AVAILABLE RECORDS:
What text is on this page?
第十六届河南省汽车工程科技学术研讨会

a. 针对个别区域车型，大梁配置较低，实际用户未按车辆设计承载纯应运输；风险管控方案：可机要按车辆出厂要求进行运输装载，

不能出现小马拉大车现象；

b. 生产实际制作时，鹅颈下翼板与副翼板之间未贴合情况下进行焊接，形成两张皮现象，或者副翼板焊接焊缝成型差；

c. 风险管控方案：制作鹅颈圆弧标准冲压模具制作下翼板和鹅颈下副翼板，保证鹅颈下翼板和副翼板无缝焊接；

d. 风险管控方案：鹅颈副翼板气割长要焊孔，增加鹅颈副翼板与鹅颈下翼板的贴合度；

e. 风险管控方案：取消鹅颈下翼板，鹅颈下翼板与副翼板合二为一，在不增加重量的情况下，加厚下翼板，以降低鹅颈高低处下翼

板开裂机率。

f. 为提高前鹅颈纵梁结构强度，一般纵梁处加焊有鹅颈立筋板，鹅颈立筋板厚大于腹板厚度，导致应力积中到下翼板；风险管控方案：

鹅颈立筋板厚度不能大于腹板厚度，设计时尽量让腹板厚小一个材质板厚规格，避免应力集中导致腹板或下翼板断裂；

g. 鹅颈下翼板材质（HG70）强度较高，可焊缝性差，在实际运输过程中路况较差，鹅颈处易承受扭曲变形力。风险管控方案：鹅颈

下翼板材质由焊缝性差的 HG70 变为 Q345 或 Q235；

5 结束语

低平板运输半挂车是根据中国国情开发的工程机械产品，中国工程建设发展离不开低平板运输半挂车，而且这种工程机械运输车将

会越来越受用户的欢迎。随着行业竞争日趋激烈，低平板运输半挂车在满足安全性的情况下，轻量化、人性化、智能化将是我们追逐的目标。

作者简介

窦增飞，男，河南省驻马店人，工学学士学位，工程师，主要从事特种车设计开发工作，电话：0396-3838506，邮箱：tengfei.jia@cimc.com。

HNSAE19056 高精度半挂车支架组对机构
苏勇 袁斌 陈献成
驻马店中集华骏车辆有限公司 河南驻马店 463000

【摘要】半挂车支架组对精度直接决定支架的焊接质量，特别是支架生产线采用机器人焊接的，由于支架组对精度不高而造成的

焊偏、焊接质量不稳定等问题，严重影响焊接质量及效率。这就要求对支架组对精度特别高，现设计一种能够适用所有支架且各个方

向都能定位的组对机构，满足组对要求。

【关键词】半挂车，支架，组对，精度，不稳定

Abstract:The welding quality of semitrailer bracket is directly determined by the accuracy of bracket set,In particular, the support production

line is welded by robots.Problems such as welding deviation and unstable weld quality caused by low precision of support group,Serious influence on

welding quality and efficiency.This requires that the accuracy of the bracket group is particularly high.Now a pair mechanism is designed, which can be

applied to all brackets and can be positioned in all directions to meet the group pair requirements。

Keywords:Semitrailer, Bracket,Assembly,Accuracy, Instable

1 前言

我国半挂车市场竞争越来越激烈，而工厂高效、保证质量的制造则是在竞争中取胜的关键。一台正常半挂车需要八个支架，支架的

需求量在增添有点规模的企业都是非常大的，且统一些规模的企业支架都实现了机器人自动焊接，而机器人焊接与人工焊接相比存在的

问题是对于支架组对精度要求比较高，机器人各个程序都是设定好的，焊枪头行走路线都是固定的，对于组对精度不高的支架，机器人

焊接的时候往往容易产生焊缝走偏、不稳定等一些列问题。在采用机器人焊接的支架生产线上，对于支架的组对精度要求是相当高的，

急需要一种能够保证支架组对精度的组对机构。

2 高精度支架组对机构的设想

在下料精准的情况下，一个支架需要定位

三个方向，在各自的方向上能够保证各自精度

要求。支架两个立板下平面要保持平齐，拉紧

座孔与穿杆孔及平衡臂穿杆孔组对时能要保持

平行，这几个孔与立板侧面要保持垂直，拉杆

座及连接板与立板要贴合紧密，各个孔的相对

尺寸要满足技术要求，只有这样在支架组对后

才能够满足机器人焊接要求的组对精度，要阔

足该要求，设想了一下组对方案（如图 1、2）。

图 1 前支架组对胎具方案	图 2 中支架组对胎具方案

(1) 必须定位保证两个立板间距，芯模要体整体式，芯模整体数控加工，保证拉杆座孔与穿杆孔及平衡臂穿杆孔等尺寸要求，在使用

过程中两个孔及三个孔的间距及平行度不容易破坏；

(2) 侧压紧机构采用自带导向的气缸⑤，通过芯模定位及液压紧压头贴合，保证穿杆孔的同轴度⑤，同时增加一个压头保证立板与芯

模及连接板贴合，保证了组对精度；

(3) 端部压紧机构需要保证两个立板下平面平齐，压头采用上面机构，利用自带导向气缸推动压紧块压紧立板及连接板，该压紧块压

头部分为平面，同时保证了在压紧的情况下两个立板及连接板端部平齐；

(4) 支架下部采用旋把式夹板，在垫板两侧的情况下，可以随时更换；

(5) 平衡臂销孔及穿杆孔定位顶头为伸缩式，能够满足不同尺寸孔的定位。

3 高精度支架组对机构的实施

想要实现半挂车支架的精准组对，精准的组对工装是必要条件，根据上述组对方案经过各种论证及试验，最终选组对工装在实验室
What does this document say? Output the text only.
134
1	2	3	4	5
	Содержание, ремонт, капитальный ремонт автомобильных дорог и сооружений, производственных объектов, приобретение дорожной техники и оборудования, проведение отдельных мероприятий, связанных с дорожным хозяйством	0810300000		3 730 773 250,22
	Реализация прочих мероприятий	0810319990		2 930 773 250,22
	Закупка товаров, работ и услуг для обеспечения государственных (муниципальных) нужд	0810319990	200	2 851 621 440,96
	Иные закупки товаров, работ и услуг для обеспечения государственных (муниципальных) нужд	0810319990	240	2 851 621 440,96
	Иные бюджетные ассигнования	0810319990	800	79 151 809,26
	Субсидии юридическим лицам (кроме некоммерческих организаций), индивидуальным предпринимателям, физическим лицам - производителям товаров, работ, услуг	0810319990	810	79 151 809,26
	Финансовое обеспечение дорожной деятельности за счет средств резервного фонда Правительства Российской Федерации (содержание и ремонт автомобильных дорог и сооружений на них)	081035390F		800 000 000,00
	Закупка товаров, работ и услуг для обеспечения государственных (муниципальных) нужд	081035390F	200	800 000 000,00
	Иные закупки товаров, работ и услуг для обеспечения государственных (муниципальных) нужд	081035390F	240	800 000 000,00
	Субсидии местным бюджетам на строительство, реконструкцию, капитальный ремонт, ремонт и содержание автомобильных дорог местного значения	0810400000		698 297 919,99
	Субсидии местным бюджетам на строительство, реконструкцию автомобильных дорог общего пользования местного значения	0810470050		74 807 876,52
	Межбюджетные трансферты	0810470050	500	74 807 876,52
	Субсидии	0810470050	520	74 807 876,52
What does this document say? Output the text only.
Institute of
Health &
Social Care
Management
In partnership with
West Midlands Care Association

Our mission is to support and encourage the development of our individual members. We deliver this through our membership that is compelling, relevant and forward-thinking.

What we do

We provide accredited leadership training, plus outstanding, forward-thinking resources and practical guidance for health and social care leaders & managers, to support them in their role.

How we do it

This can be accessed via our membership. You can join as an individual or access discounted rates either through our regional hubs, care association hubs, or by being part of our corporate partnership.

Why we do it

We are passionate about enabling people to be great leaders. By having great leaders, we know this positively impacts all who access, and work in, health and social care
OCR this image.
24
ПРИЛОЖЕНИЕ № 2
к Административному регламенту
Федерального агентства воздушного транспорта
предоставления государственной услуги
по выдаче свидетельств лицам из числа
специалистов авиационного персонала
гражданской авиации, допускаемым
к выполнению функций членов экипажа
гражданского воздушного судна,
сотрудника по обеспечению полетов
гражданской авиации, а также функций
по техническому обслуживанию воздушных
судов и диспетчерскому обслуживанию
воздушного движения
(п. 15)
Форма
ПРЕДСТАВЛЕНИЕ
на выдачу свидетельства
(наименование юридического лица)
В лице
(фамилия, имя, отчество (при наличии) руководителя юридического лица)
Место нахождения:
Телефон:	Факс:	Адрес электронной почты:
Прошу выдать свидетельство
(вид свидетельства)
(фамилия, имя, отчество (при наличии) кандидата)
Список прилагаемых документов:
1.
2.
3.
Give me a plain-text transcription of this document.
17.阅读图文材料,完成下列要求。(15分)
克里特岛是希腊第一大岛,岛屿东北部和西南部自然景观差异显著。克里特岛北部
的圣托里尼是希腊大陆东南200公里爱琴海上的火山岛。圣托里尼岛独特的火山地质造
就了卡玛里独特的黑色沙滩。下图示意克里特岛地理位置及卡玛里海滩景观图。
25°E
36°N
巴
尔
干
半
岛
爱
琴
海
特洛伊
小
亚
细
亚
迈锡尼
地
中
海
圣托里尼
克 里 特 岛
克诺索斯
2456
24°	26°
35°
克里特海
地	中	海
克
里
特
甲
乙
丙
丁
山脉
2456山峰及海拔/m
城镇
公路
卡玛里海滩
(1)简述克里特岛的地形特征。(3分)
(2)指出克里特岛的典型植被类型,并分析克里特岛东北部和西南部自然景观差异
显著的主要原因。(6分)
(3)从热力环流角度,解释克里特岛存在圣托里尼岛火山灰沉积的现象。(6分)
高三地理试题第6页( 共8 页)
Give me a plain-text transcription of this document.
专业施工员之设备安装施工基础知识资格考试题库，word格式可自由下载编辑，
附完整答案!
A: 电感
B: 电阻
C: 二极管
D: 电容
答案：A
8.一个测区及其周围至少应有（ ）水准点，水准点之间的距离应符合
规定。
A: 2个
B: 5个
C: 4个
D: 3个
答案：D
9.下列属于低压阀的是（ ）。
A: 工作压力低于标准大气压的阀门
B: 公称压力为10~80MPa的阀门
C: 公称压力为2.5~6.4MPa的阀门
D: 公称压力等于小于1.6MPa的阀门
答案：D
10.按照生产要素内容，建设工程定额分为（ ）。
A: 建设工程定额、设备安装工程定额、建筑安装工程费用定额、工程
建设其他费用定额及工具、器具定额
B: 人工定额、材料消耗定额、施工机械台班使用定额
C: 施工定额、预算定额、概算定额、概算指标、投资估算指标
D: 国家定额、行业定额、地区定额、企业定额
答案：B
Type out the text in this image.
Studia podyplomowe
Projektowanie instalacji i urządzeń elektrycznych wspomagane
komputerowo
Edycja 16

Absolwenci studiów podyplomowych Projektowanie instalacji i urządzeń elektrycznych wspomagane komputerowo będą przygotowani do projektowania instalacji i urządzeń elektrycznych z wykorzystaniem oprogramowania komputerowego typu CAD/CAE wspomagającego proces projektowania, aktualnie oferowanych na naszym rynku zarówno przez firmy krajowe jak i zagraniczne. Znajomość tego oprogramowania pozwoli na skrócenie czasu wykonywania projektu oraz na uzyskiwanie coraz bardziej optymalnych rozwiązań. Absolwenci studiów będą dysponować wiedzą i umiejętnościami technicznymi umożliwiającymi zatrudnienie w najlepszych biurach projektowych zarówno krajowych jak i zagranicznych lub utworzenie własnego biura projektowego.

WHAT THE TASK REQUIRES: Identify all lines where the word "местного" shows up. Copy them.

ANSWER:
	Субсидии местным бюджетам на строительство, реконструкцию, капитальный ремонт, ремонт и содержание автомобильных дорог местного значения	0810400000		698 297 919,99
	Субсидии местным бюджетам на строительство, реконструкцию автомобильных дорог общего пользования местного значения	0810470050		74 807 876,52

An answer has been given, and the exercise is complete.